SUPPLIED DATA START

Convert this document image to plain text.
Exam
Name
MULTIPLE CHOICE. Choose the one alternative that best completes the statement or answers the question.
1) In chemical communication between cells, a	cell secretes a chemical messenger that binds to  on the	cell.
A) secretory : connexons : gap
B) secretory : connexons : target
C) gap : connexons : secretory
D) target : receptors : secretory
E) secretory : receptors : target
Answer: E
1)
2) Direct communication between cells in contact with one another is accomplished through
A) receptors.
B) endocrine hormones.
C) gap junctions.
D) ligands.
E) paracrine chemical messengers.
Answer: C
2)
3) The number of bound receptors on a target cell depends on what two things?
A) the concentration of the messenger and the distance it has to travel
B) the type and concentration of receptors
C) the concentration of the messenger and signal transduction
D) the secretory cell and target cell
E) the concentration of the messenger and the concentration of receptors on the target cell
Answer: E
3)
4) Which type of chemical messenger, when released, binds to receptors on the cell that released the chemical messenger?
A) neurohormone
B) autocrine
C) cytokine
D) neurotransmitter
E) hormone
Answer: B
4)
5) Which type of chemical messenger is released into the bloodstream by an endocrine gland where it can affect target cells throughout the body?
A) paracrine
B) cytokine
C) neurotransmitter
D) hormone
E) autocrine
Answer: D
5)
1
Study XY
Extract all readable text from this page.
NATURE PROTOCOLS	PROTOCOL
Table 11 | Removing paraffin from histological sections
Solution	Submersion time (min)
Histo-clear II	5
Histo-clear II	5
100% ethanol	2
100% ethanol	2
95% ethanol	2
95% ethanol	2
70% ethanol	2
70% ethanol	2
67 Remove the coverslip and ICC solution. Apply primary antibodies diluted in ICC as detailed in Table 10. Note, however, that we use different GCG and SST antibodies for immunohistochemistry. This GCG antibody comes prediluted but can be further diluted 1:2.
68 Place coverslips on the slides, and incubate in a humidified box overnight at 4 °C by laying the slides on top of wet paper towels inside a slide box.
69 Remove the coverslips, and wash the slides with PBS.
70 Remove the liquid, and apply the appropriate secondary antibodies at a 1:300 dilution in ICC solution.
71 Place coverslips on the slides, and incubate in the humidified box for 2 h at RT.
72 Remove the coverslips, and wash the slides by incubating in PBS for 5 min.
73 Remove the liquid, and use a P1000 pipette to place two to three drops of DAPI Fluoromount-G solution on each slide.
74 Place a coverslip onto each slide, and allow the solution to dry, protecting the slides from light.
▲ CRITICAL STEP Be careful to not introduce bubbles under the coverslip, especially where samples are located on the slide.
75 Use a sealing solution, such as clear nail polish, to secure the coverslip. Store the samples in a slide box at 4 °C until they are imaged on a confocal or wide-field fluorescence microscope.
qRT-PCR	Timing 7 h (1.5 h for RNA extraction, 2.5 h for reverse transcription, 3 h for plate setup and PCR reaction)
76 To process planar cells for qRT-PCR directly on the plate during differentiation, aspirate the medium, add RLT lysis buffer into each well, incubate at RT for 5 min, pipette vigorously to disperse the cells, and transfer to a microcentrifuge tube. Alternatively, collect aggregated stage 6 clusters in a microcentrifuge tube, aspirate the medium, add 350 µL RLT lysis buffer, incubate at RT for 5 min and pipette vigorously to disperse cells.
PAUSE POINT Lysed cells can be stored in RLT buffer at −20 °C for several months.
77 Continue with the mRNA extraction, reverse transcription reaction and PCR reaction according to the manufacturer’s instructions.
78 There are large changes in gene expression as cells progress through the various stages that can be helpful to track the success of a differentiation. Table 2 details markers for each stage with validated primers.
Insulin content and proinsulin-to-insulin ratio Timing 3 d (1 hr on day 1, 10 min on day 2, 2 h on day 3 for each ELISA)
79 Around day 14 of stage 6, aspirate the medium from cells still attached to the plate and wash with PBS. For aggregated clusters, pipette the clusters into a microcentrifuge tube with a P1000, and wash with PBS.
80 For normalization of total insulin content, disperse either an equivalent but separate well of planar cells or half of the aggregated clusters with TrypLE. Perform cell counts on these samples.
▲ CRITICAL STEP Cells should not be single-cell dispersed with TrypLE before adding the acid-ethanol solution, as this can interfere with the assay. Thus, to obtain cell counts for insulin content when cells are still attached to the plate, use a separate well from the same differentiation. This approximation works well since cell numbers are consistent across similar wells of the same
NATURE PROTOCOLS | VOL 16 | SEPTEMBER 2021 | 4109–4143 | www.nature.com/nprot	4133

SUPPLIED DATA END

=== WORK INSTRUCTION ===
What you should produce is an exact retyping of every line above.

=== RESPONSE ===
Convert this document image to plain text.
Exam
Name
MULTIPLE CHOICE. Choose the one alternative that best completes the statement or answers the question.
1) In chemical communication between cells, a	cell secretes a chemical messenger that binds to  on the	cell.
A) secretory : connexons : gap
B) secretory : connexons : target
C) gap : connexons : secretory
D) target : receptors : secretory
E) secretory : receptors : target
Answer: E
1)
2) Direct communication between cells in contact with one another is accomplished through
A) receptors.
B) endocrine hormones.
C) gap junctions.
D) ligands.
E) paracrine chemical messengers.
Answer: C
2)
3) The number of bound receptors on a target cell depends on what two things?
A) the concentration of the messenger and the distance it has to travel
B) the type and concentration of receptors
C) the concentration of the messenger and signal transduction
D) the secretory cell and target cell
E) the concentration of the messenger and the concentration of receptors on the target cell
Answer: E
3)
4) Which type of chemical messenger, when released, binds to receptors on the cell that released the chemical messenger?
A) neurohormone
B) autocrine
C) cytokine
D) neurotransmitter
E) hormone
Answer: B
4)
5) Which type of chemical messenger is released into the bloodstream by an endocrine gland where it can affect target cells throughout the body?
A) paracrine
B) cytokine
C) neurotransmitter
D) hormone
E) autocrine
Answer: D
5)
1
Study XY
Extract all readable text from this page.
NATURE PROTOCOLS	PROTOCOL
Table 11 | Removing paraffin from histological sections
Solution	Submersion time (min)
Histo-clear II	5
Histo-clear II	5
100% ethanol	2
100% ethanol	2
95% ethanol	2
95% ethanol	2
70% ethanol	2
70% ethanol	2
67 Remove the coverslip and ICC solution. Apply primary antibodies diluted in ICC as detailed in Table 10. Note, however, that we use different GCG and SST antibodies for immunohistochemistry. This GCG antibody comes prediluted but can be further diluted 1:2.
68 Place coverslips on the slides, and incubate in a humidified box overnight at 4 °C by laying the slides on top of wet paper towels inside a slide box.
69 Remove the coverslips, and wash the slides with PBS.
70 Remove the liquid, and apply the appropriate secondary antibodies at a 1:300 dilution in ICC solution.
71 Place coverslips on the slides, and incubate in the humidified box for 2 h at RT.
72 Remove the coverslips, and wash the slides by incubating in PBS for 5 min.
73 Remove the liquid, and use a P1000 pipette to place two to three drops of DAPI Fluoromount-G solution on each slide.
74 Place a coverslip onto each slide, and allow the solution to dry, protecting the slides from light.
▲ CRITICAL STEP Be careful to not introduce bubbles under the coverslip, especially where samples are located on the slide.
75 Use a sealing solution, such as clear nail polish, to secure the coverslip. Store the samples in a slide box at 4 °C until they are imaged on a confocal or wide-field fluorescence microscope.
qRT-PCR	Timing 7 h (1.5 h for RNA extraction, 2.5 h for reverse transcription, 3 h for plate setup and PCR reaction)
76 To process planar cells for qRT-PCR directly on the plate during differentiation, aspirate the medium, add RLT lysis buffer into each well, incubate at RT for 5 min, pipette vigorously to disperse the cells, and transfer to a microcentrifuge tube. Alternatively, collect aggregated stage 6 clusters in a microcentrifuge tube, aspirate the medium, add 350 µL RLT lysis buffer, incubate at RT for 5 min and pipette vigorously to disperse cells.
PAUSE POINT Lysed cells can be stored in RLT buffer at −20 °C for several months.
77 Continue with the mRNA extraction, reverse transcription reaction and PCR reaction according to the manufacturer’s instructions.
78 There are large changes in gene expression as cells progress through the various stages that can be helpful to track the success of a differentiation. Table 2 details markers for each stage with validated primers.
Insulin content and proinsulin-to-insulin ratio Timing 3 d (1 hr on day 1, 10 min on day 2, 2 h on day 3 for each ELISA)
79 Around day 14 of stage 6, aspirate the medium from cells still attached to the plate and wash with PBS. For aggregated clusters, pipette the clusters into a microcentrifuge tube with a P1000, and wash with PBS.
80 For normalization of total insulin content, disperse either an equivalent but separate well of planar cells or half of the aggregated clusters with TrypLE. Perform cell counts on these samples.
▲ CRITICAL STEP Cells should not be single-cell dispersed with TrypLE before adding the acid-ethanol solution, as this can interfere with the assay. Thus, to obtain cell counts for insulin content when cells are still attached to the plate, use a separate well from the same differentiation. This approximation works well since cell numbers are consistent across similar wells of the same
NATURE PROTOCOLS | VOL 16 | SEPTEMBER 2021 | 4109–4143 | www.nature.com/nprot	4133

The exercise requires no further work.